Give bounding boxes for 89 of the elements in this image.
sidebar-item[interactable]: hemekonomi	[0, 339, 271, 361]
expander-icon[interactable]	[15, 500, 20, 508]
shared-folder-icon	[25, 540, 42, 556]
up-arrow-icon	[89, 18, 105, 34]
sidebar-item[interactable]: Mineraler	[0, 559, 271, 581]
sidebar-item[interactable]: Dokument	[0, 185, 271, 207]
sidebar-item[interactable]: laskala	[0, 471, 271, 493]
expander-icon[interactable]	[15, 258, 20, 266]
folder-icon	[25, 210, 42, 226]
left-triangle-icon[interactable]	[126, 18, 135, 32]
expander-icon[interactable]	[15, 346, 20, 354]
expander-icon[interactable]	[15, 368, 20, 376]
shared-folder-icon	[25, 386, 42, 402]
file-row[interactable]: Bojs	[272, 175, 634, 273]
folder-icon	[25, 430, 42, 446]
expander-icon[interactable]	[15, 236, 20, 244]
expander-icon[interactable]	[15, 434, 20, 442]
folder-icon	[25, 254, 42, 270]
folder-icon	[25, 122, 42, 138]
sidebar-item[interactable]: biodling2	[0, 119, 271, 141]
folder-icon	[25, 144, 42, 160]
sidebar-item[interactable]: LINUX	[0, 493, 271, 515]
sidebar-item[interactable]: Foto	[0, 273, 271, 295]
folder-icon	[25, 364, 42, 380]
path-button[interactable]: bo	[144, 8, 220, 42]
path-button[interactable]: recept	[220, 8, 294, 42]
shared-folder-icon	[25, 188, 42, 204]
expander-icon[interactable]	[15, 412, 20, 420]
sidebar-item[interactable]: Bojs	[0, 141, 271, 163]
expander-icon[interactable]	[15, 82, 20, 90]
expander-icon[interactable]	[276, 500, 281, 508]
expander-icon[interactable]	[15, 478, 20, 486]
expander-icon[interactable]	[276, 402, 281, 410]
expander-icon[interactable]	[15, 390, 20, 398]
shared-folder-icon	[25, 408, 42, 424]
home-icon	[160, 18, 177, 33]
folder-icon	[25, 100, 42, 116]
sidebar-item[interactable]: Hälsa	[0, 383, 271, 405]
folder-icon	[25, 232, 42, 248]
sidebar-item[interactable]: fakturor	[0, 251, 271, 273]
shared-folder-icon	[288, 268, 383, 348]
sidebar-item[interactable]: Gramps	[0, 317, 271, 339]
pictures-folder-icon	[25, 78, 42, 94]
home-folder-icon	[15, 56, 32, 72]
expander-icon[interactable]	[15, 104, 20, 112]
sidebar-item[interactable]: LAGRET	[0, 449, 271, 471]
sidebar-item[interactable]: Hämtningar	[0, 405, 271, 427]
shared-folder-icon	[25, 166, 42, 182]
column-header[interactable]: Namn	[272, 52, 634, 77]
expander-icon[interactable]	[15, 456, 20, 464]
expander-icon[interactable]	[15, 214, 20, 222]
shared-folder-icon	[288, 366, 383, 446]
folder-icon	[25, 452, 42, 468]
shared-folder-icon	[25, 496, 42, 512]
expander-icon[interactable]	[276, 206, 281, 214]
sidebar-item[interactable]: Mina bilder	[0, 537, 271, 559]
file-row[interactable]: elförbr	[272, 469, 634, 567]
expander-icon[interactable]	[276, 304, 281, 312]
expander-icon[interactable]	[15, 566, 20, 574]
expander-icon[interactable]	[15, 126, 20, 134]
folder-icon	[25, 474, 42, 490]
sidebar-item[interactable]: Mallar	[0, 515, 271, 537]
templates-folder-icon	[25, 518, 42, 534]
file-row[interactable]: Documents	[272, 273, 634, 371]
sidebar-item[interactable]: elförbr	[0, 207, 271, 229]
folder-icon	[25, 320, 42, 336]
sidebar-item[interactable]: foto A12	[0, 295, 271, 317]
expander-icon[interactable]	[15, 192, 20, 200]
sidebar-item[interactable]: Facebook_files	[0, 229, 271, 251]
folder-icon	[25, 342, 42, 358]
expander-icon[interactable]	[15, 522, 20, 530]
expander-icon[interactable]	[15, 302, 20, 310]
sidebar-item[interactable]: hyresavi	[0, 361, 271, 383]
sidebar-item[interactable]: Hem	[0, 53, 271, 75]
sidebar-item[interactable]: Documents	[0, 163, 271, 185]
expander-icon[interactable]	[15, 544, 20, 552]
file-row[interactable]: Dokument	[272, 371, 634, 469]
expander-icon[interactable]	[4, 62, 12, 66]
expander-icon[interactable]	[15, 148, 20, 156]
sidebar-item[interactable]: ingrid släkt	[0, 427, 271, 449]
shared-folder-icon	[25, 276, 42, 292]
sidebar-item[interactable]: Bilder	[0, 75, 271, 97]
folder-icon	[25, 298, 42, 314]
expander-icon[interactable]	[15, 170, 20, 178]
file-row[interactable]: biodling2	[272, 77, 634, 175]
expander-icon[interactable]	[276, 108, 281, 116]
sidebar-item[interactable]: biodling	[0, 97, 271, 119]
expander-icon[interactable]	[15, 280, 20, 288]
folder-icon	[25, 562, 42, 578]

::::

> **Short task**:
Report every line in the listing above that contains the string "Documents".

> **Task result**:
file-row[interactable]: Documents	[272, 273, 634, 371]
sidebar-item[interactable]: Documents	[0, 163, 271, 185]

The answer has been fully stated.